[begin RECORDS PROVIDED]
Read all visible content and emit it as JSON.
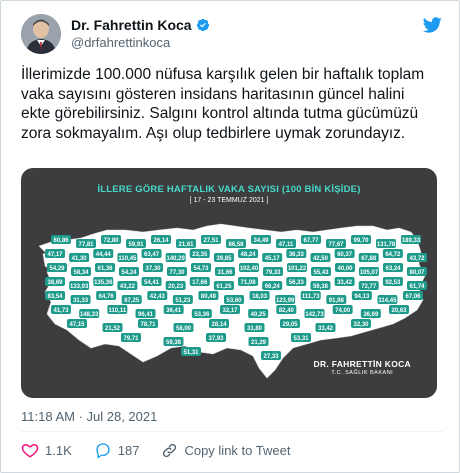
{
  "author": {
    "display_name": "Dr. Fahrettin Koca",
    "handle": "@drfahrettinkoca"
  },
  "tweet": {
    "text": "İllerimizde 100.000 nüfusa karşılık gelen bir haftalık toplam vaka sayısını gösteren insidans haritasının güncel halini ekte görebilirsiniz. Salgını kontrol altında tutma gücümüzü zora sokmayalım. Aşı olup tedbirlere uymak zorundayız.",
    "timestamp": "11:18 AM · Jul 28, 2021"
  },
  "media": {
    "title": "İLLERE GÖRE HAFTALIK VAKA SAYISI (100 BİN KİŞİDE)",
    "date_range": "[ 17 - 23 TEMMUZ 2021 ]",
    "signature_name": "DR. FAHRETTİN KOCA",
    "signature_title": "T.C. SAĞLIK BAKANI",
    "province_values": [
      "60,86",
      "77,81",
      "72,80",
      "59,91",
      "26,14",
      "21,61",
      "27,51",
      "86,58",
      "34,49",
      "47,11",
      "67,77",
      "77,67",
      "99,70",
      "131,78",
      "189,33",
      "47,17",
      "41,30",
      "44,44",
      "110,45",
      "63,47",
      "140,29",
      "23,35",
      "39,85",
      "48,24",
      "45,17",
      "36,33",
      "42,50",
      "60,37",
      "67,88",
      "64,72",
      "43,72",
      "54,29",
      "58,34",
      "61,36",
      "54,24",
      "37,30",
      "77,30",
      "54,73",
      "31,66",
      "102,40",
      "79,33",
      "101,22",
      "55,43",
      "40,00",
      "105,07",
      "63,24",
      "80,07",
      "38,69",
      "133,93",
      "135,36",
      "43,22",
      "54,41",
      "20,23",
      "17,66",
      "61,25",
      "71,08",
      "66,24",
      "56,33",
      "59,38",
      "33,42",
      "72,77",
      "92,53",
      "61,74",
      "83,54",
      "31,33",
      "64,76",
      "67,25",
      "42,43",
      "51,23",
      "80,48",
      "53,60",
      "18,03",
      "123,99",
      "111,73",
      "91,98",
      "94,13",
      "114,45",
      "67,06",
      "41,73",
      "148,33",
      "110,11",
      "96,41",
      "36,41",
      "53,36",
      "32,17",
      "40,25",
      "82,40",
      "142,73",
      "74,00",
      "36,69",
      "20,63",
      "47,15",
      "21,52",
      "78,71",
      "58,00",
      "28,14",
      "31,80",
      "29,05",
      "33,42",
      "32,30",
      "79,71",
      "59,38",
      "37,93",
      "21,29",
      "53,31",
      "51,31",
      "27,33"
    ],
    "region_colors": {
      "ocean": "#3d3c3e",
      "land": "#ffffff",
      "badge": "#1e9a8a",
      "accent": "#46d9c8"
    }
  },
  "actions": {
    "like_count": "1.1K",
    "reply_count": "187",
    "copy_link_label": "Copy link to Tweet"
  },
  "colors": {
    "brand": "#1d9bf0",
    "text": "#0f1419",
    "secondary": "#536471",
    "like": "#f91880"
  }
}
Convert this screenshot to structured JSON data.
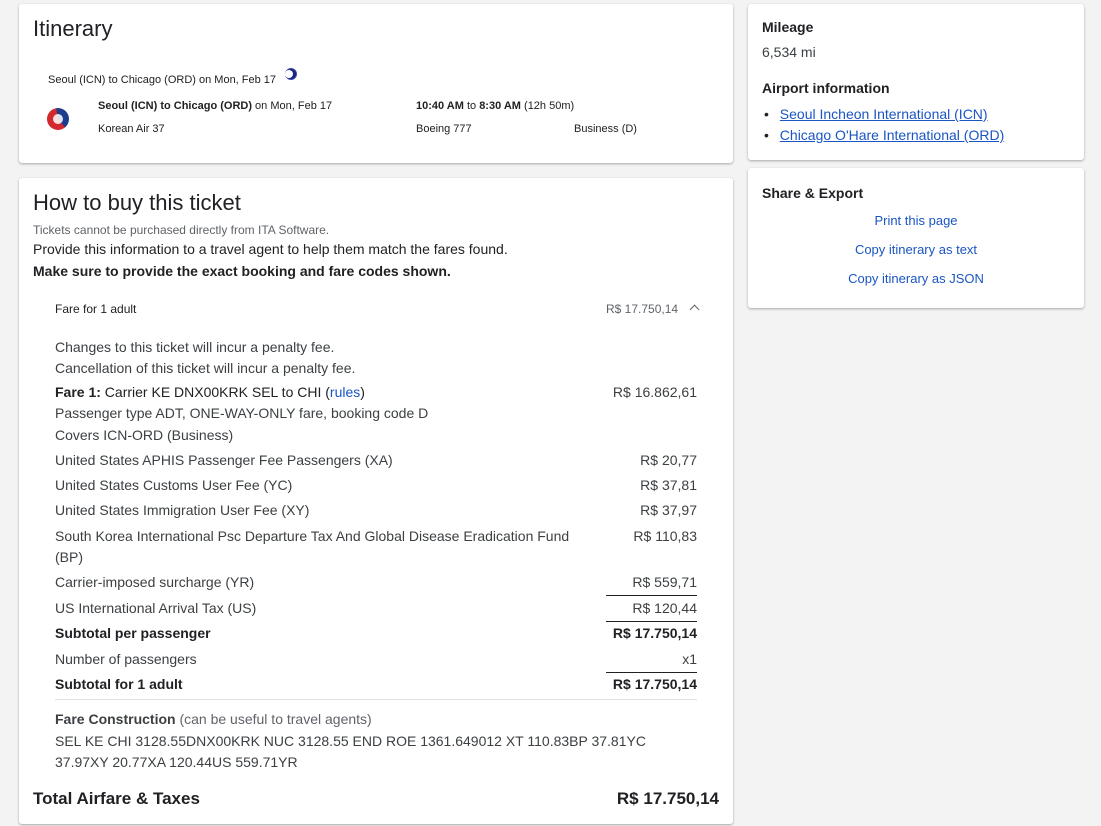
{
  "itinerary": {
    "title": "Itinerary",
    "summary_route": "Seoul (ICN) to Chicago (ORD)",
    "summary_date": " on Mon, Feb 17",
    "segment": {
      "route": "Seoul (ICN) to Chicago (ORD)",
      "date": " on Mon, Feb 17",
      "carrier": "Korean Air 37",
      "depart": "10:40 AM",
      "to_word": " to ",
      "arrive": "8:30 AM",
      "duration": " (12h 50m)",
      "aircraft": "Boeing 777",
      "cabin": "Business (D)"
    }
  },
  "buy": {
    "title": "How to buy this ticket",
    "note": "Tickets cannot be purchased directly from ITA Software.",
    "instruction": "Provide this information to a travel agent to help them match the fares found.",
    "emphasis": "Make sure to provide the exact booking and fare codes shown.",
    "fare_header": "Fare for 1 adult",
    "fare_header_amount": "R$ 17.750,14",
    "change_penalty": "Changes to this ticket will incur a penalty fee.",
    "cancel_penalty": "Cancellation of this ticket will incur a penalty fee.",
    "fare1_label": "Fare 1:",
    "fare1_text": " Carrier KE DNX00KRK SEL to CHI (",
    "fare1_link": "rules",
    "fare1_close": ")",
    "fare1_amount": "R$ 16.862,61",
    "fare1_detail1": "Passenger type ADT, ONE-WAY-ONLY fare, booking code D",
    "fare1_detail2": "Covers ICN-ORD (Business)",
    "taxes": [
      {
        "label": "United States APHIS Passenger Fee Passengers (XA)",
        "amount": "R$ 20,77"
      },
      {
        "label": "United States Customs User Fee (YC)",
        "amount": "R$ 37,81"
      },
      {
        "label": "United States Immigration User Fee (XY)",
        "amount": "R$ 37,97"
      },
      {
        "label": "South Korea International Psc Departure Tax And Global Disease Eradication Fund",
        "label2": "(BP)",
        "amount": "R$ 110,83"
      },
      {
        "label": "Carrier-imposed surcharge (YR)",
        "amount": "R$ 559,71"
      },
      {
        "label": "US International Arrival Tax (US)",
        "amount": "R$ 120,44"
      }
    ],
    "subtotal_pp_label": "Subtotal per passenger",
    "subtotal_pp_amount": "R$ 17.750,14",
    "num_pass_label": "Number of passengers",
    "num_pass_value": "x1",
    "subtotal_label": "Subtotal for 1 adult",
    "subtotal_amount": "R$ 17.750,14",
    "fc_label": "Fare Construction",
    "fc_note": " (can be useful to travel agents)",
    "fc_line1": "SEL KE CHI 3128.55DNX00KRK NUC 3128.55 END ROE 1361.649012 XT 110.83BP 37.81YC",
    "fc_line2": "37.97XY 20.77XA 120.44US 559.71YR",
    "total_label": "Total Airfare & Taxes",
    "total_amount": "R$ 17.750,14"
  },
  "mileage": {
    "title": "Mileage",
    "value": "6,534 mi",
    "airport_title": "Airport information",
    "airports": [
      "Seoul Incheon International (ICN)",
      "Chicago O'Hare International (ORD)"
    ]
  },
  "share": {
    "title": "Share & Export",
    "print": "Print this page",
    "copy_text": "Copy itinerary as text",
    "copy_json": "Copy itinerary as JSON"
  },
  "colors": {
    "link": "#1a55c4",
    "logo_red": "#d4282f",
    "logo_blue": "#1c3c8c"
  },
  "icons": [
    "korean-air-logo-icon",
    "overnight-moon-icon",
    "chevron-up-icon"
  ]
}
[end RECORDS PROVIDED]
■ TASK DIRECTIONS ■
Your copy of the data above should match it exactly, except that pictures are left out.

■ RESULT OF THE EXERCISE ■
Read all visible content and emit it as JSON.
{
  "author": {
    "display_name": "Dr. Fahrettin Koca",
    "handle": "@drfahrettinkoca"
  },
  "tweet": {
    "text": "İllerimizde 100.000 nüfusa karşılık gelen bir haftalık toplam vaka sayısını gösteren insidans haritasının güncel halini ekte görebilirsiniz. Salgını kontrol altında tutma gücümüzü zora sokmayalım. Aşı olup tedbirlere uymak zorundayız.",
    "timestamp": "11:18 AM · Jul 28, 2021"
  },
  "media": {
    "title": "İLLERE GÖRE HAFTALIK VAKA SAYISI (100 BİN KİŞİDE)",
    "date_range": "[ 17 - 23 TEMMUZ 2021 ]",
    "signature_name": "DR. FAHRETTİN KOCA",
    "signature_title": "T.C. SAĞLIK BAKANI",
    "province_values": [
      "60,86",
      "77,81",
      "72,80",
      "59,91",
      "26,14",
      "21,61",
      "27,51",
      "86,58",
      "34,49",
      "47,11",
      "67,77",
      "77,67",
      "99,70",
      "131,78",
      "189,33",
      "47,17",
      "41,30",
      "44,44",
      "110,45",
      "63,47",
      "140,29",
      "23,35",
      "39,85",
      "48,24",
      "45,17",
      "36,33",
      "42,50",
      "60,37",
      "67,88",
      "64,72",
      "43,72",
      "54,29",
      "58,34",
      "61,36",
      "54,24",
      "37,30",
      "77,30",
      "54,73",
      "31,66",
      "102,40",
      "79,33",
      "101,22",
      "55,43",
      "40,00",
      "105,07",
      "63,24",
      "80,07",
      "38,69",
      "133,93",
      "135,36",
      "43,22",
      "54,41",
      "20,23",
      "17,66",
      "61,25",
      "71,08",
      "66,24",
      "56,33",
      "59,38",
      "33,42",
      "72,77",
      "92,53",
      "61,74",
      "83,54",
      "31,33",
      "64,76",
      "67,25",
      "42,43",
      "51,23",
      "80,48",
      "53,60",
      "18,03",
      "123,99",
      "111,73",
      "91,98",
      "94,13",
      "114,45",
      "67,06",
      "41,73",
      "148,33",
      "110,11",
      "96,41",
      "36,41",
      "53,36",
      "32,17",
      "40,25",
      "82,40",
      "142,73",
      "74,00",
      "36,69",
      "20,63",
      "47,15",
      "21,52",
      "78,71",
      "58,00",
      "28,14",
      "31,80",
      "29,05",
      "33,42",
      "32,30",
      "79,71",
      "59,38",
      "37,93",
      "21,29",
      "53,31",
      "51,31",
      "27,33"
    ],
    "region_colors": {
      "ocean": "#3d3c3e",
      "land": "#ffffff",
      "badge": "#1e9a8a",
      "accent": "#46d9c8"
    }
  },
  "actions": {
    "like_count": "1.1K",
    "reply_count": "187",
    "copy_link_label": "Copy link to Tweet"
  },
  "colors": {
    "brand": "#1d9bf0",
    "text": "#0f1419",
    "secondary": "#536471",
    "like": "#f91880"
  }
}
Convert this screenshot to structured JSON data.
{
  "itinerary": {
    "title": "Itinerary",
    "summary_route": "Seoul (ICN) to Chicago (ORD)",
    "summary_date": " on Mon, Feb 17",
    "segment": {
      "route": "Seoul (ICN) to Chicago (ORD)",
      "date": " on Mon, Feb 17",
      "carrier": "Korean Air 37",
      "depart": "10:40 AM",
      "to_word": " to ",
      "arrive": "8:30 AM",
      "duration": " (12h 50m)",
      "aircraft": "Boeing 777",
      "cabin": "Business (D)"
    }
  },
  "buy": {
    "title": "How to buy this ticket",
    "note": "Tickets cannot be purchased directly from ITA Software.",
    "instruction": "Provide this information to a travel agent to help them match the fares found.",
    "emphasis": "Make sure to provide the exact booking and fare codes shown.",
    "fare_header": "Fare for 1 adult",
    "fare_header_amount": "R$ 17.750,14",
    "change_penalty": "Changes to this ticket will incur a penalty fee.",
    "cancel_penalty": "Cancellation of this ticket will incur a penalty fee.",
    "fare1_label": "Fare 1:",
    "fare1_text": " Carrier KE DNX00KRK SEL to CHI (",
    "fare1_link": "rules",
    "fare1_close": ")",
    "fare1_amount": "R$ 16.862,61",
    "fare1_detail1": "Passenger type ADT, ONE-WAY-ONLY fare, booking code D",
    "fare1_detail2": "Covers ICN-ORD (Business)",
    "taxes": [
      {
        "label": "United States APHIS Passenger Fee Passengers (XA)",
        "amount": "R$ 20,77"
      },
      {
        "label": "United States Customs User Fee (YC)",
        "amount": "R$ 37,81"
      },
      {
        "label": "United States Immigration User Fee (XY)",
        "amount": "R$ 37,97"
      },
      {
        "label": "South Korea International Psc Departure Tax And Global Disease Eradication Fund",
        "label2": "(BP)",
        "amount": "R$ 110,83"
      },
      {
        "label": "Carrier-imposed surcharge (YR)",
        "amount": "R$ 559,71"
      },
      {
        "label": "US International Arrival Tax (US)",
        "amount": "R$ 120,44"
      }
    ],
    "subtotal_pp_label": "Subtotal per passenger",
    "subtotal_pp_amount": "R$ 17.750,14",
    "num_pass_label": "Number of passengers",
    "num_pass_value": "x1",
    "subtotal_label": "Subtotal for 1 adult",
    "subtotal_amount": "R$ 17.750,14",
    "fc_label": "Fare Construction",
    "fc_note": " (can be useful to travel agents)",
    "fc_line1": "SEL KE CHI 3128.55DNX00KRK NUC 3128.55 END ROE 1361.649012 XT 110.83BP 37.81YC",
    "fc_line2": "37.97XY 20.77XA 120.44US 559.71YR",
    "total_label": "Total Airfare & Taxes",
    "total_amount": "R$ 17.750,14"
  },
  "mileage": {
    "title": "Mileage",
    "value": "6,534 mi",
    "airport_title": "Airport information",
    "airports": [
      "Seoul Incheon International (ICN)",
      "Chicago O'Hare International (ORD)"
    ]
  },
  "share": {
    "title": "Share & Export",
    "print": "Print this page",
    "copy_text": "Copy itinerary as text",
    "copy_json": "Copy itinerary as JSON"
  },
  "colors": {
    "link": "#1a55c4",
    "logo_red": "#d4282f",
    "logo_blue": "#1c3c8c"
  },
  "icons": [
    "korean-air-logo-icon",
    "overnight-moon-icon",
    "chevron-up-icon"
  ]
}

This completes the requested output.